**Task:** Spot each line that carries the word "options"; copy those lines.

Data excerpts:
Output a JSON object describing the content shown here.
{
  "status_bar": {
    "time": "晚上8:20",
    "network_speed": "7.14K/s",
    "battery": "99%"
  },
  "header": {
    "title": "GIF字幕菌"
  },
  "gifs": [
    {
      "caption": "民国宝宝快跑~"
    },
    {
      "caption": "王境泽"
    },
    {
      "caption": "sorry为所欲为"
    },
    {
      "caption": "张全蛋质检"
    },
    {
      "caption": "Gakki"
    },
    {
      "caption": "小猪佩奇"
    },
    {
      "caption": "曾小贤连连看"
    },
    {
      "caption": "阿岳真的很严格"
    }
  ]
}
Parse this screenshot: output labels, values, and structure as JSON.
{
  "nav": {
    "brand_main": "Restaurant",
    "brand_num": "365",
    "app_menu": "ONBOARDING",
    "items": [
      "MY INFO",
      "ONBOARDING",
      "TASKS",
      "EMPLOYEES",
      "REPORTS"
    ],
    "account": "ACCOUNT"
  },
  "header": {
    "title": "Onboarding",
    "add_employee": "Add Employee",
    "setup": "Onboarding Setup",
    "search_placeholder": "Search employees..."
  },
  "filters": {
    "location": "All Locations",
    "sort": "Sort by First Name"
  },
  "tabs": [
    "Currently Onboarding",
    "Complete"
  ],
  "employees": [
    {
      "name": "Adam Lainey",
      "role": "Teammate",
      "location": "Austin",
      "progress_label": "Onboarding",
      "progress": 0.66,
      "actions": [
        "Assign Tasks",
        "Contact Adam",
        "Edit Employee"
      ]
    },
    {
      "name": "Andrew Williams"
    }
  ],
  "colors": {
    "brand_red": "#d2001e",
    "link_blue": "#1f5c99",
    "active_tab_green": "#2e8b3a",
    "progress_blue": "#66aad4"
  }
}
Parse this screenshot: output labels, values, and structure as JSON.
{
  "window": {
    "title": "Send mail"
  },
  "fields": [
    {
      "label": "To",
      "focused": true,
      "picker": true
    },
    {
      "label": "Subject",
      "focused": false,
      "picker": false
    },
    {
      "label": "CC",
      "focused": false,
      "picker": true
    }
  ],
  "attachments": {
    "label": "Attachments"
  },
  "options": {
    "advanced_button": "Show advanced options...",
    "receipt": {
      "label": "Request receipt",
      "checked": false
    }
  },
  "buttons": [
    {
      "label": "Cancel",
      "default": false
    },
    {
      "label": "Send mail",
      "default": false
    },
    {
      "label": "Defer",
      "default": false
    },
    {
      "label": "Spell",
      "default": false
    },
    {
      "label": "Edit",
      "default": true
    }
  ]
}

**Exercise solution:**
  "options": {
    "advanced_button": "Show advanced options...",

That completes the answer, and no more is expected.